Stored records:

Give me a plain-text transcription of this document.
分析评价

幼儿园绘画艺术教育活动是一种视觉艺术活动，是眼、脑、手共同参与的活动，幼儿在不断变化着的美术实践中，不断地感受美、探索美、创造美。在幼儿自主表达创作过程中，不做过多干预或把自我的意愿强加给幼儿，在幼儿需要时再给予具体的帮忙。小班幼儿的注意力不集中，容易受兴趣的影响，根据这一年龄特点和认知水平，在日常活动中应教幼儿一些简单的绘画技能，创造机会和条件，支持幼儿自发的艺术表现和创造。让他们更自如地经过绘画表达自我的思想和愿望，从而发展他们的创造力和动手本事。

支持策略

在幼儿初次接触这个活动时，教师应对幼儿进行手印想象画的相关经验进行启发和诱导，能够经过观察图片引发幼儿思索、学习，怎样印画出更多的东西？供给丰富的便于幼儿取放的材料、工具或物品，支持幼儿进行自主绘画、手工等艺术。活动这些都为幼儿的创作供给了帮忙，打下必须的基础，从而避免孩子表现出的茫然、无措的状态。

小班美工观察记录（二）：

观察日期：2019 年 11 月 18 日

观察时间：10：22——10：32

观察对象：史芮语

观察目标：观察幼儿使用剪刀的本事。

Exercise directions: Repeat each of the entries above precisely as given.

Exercise result:
Give me a plain-text transcription of this document.
分析评价

幼儿园绘画艺术教育活动是一种视觉艺术活动，是眼、脑、手共同参与的活动，幼儿在不断变化着的美术实践中，不断地感受美、探索美、创造美。在幼儿自主表达创作过程中，不做过多干预或把自我的意愿强加给幼儿，在幼儿需要时再给予具体的帮忙。小班幼儿的注意力不集中，容易受兴趣的影响，根据这一年龄特点和认知水平，在日常活动中应教幼儿一些简单的绘画技能，创造机会和条件，支持幼儿自发的艺术表现和创造。让他们更自如地经过绘画表达自我的思想和愿望，从而发展他们的创造力和动手本事。

支持策略

在幼儿初次接触这个活动时，教师应对幼儿进行手印想象画的相关经验进行启发和诱导，能够经过观察图片引发幼儿思索、学习，怎样印画出更多的东西？供给丰富的便于幼儿取放的材料、工具或物品，支持幼儿进行自主绘画、手工等艺术。活动这些都为幼儿的创作供给了帮忙，打下必须的基础，从而避免孩子表现出的茫然、无措的状态。

小班美工观察记录（二）：

观察日期：2019 年 11 月 18 日

观察时间：10：22——10：32

观察对象：史芮语

观察目标：观察幼儿使用剪刀的本事。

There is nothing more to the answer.